Available records =
.....
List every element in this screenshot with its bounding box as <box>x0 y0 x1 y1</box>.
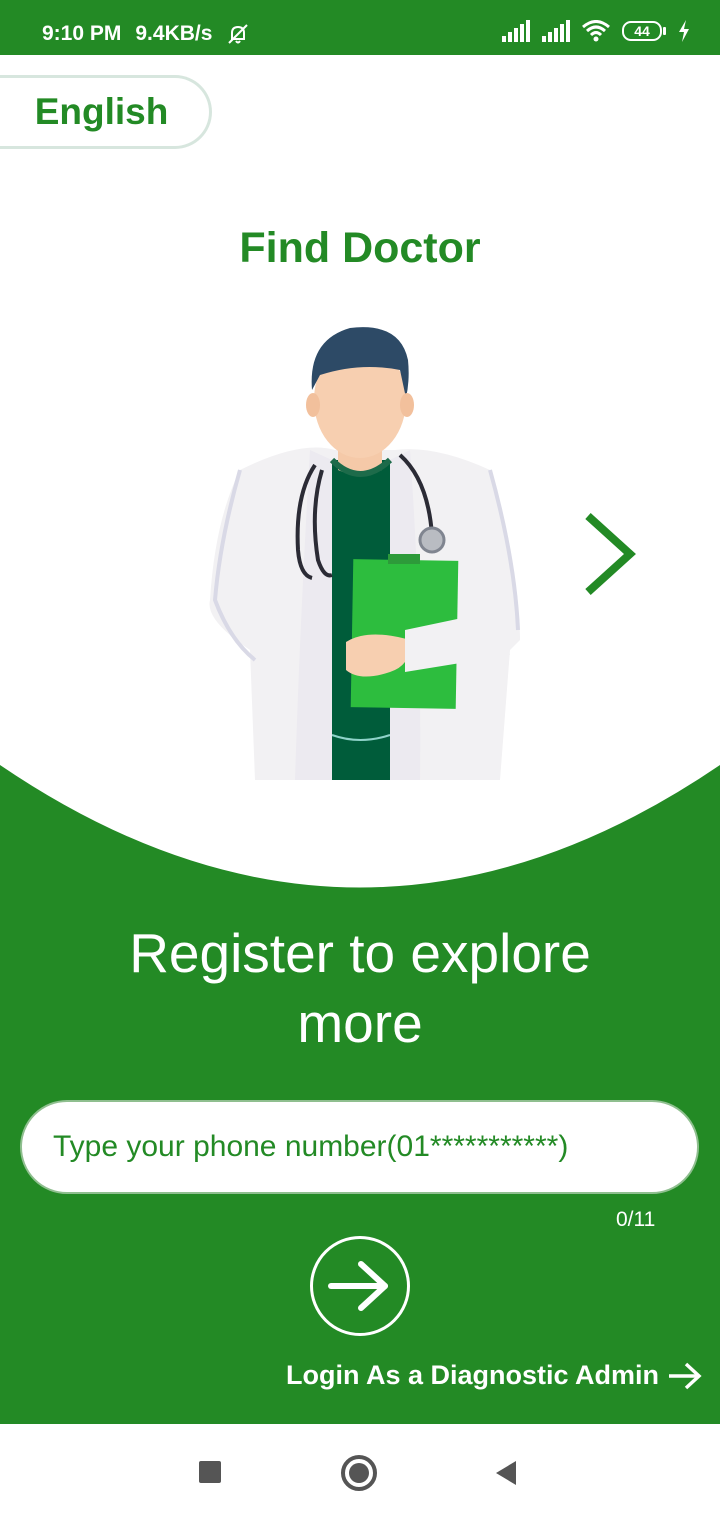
status-bar: 9:10 PM 9.4KB/s 44 <box>0 0 720 55</box>
diagnostic-admin-login-link[interactable]: Login As a Diagnostic Admin <box>286 1360 703 1391</box>
status-time: 9:10 PM <box>42 22 122 45</box>
register-heading: Register to explore more <box>129 922 591 1054</box>
phone-number-input[interactable] <box>20 1100 699 1194</box>
arrow-right-icon <box>328 1261 388 1311</box>
signal-icon <box>542 20 570 42</box>
system-navigation-bar <box>0 1424 720 1520</box>
language-label: English <box>34 91 169 132</box>
wifi-icon <box>582 20 610 42</box>
diagnostic-admin-login-label: Login As a Diagnostic Admin <box>286 1360 660 1390</box>
submit-phone-button[interactable] <box>310 1236 410 1336</box>
status-network-speed: 9.4KB/s <box>135 22 213 45</box>
back-icon[interactable] <box>494 1459 518 1487</box>
doctor-illustration <box>209 327 520 780</box>
mute-bell-icon <box>228 24 249 44</box>
charging-icon <box>679 20 689 42</box>
phone-character-counter: 0/11 <box>616 1208 656 1231</box>
battery-icon: 44 <box>622 20 666 42</box>
chevron-right-icon[interactable] <box>580 508 640 600</box>
arrow-right-icon <box>669 1362 702 1389</box>
onboarding-title: Find Doctor <box>239 224 481 272</box>
signal-icon <box>502 20 530 42</box>
recents-icon[interactable] <box>199 1461 221 1483</box>
home-icon[interactable] <box>341 1455 377 1491</box>
battery-level: 44 <box>634 23 650 39</box>
language-selector[interactable]: English <box>0 75 212 149</box>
.....
Print every line of the item above exactly as it appears, with the picture left out.

List every element in this screenshot with its bounding box as <box>x0 y0 x1 y1</box>.
status-bar: 9:10 PM 9.4KB/s 44 <box>0 0 720 55</box>
diagnostic-admin-login-link[interactable]: Login As a Diagnostic Admin <box>286 1360 703 1391</box>
status-time: 9:10 PM <box>42 22 122 45</box>
register-heading: Register to explore more <box>129 922 591 1054</box>
phone-number-input[interactable] <box>20 1100 699 1194</box>
arrow-right-icon <box>328 1261 388 1311</box>
signal-icon <box>542 20 570 42</box>
system-navigation-bar <box>0 1424 720 1520</box>
language-label: English <box>34 91 169 132</box>
wifi-icon <box>582 20 610 42</box>
diagnostic-admin-login-label: Login As a Diagnostic Admin <box>286 1360 660 1390</box>
submit-phone-button[interactable] <box>310 1236 410 1336</box>
status-network-speed: 9.4KB/s <box>135 22 213 45</box>
back-icon[interactable] <box>494 1459 518 1487</box>
doctor-illustration <box>209 327 520 780</box>
mute-bell-icon <box>228 24 249 44</box>
charging-icon <box>679 20 689 42</box>
phone-character-counter: 0/11 <box>616 1208 656 1231</box>
battery-icon: 44 <box>622 20 666 42</box>
chevron-right-icon[interactable] <box>580 508 640 600</box>
arrow-right-icon <box>669 1362 702 1389</box>
onboarding-title: Find Doctor <box>239 224 481 272</box>
signal-icon <box>502 20 530 42</box>
recents-icon[interactable] <box>199 1461 221 1483</box>
home-icon[interactable] <box>341 1455 377 1491</box>
battery-level: 44 <box>634 23 650 39</box>
language-selector[interactable]: English <box>0 75 212 149</box>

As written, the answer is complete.